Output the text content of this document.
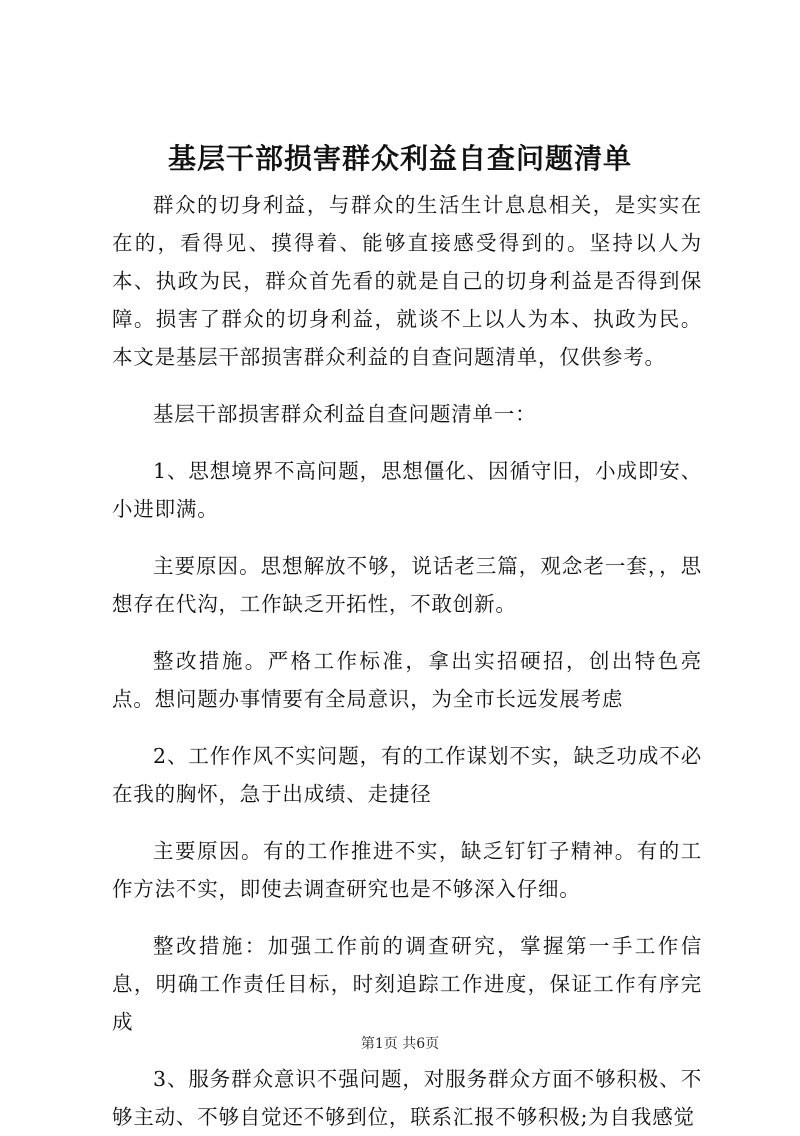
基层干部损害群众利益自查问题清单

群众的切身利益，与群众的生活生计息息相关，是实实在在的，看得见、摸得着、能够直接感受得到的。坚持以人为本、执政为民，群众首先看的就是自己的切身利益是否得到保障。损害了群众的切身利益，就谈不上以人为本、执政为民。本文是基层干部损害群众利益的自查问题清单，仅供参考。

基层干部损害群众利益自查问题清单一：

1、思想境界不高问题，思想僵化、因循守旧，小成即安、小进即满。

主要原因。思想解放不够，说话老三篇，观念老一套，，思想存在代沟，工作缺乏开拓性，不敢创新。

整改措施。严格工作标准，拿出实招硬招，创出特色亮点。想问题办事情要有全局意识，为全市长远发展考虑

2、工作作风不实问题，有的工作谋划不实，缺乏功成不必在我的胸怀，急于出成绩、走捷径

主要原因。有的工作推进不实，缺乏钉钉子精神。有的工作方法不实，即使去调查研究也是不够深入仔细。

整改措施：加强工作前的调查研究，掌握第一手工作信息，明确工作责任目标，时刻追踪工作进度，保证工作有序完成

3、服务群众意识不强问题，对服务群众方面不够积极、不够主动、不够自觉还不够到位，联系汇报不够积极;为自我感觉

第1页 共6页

+++

Written exercise:
Determine how many lines of the data contain the word "主要原因", and reply with that number only.

Exercise response:
2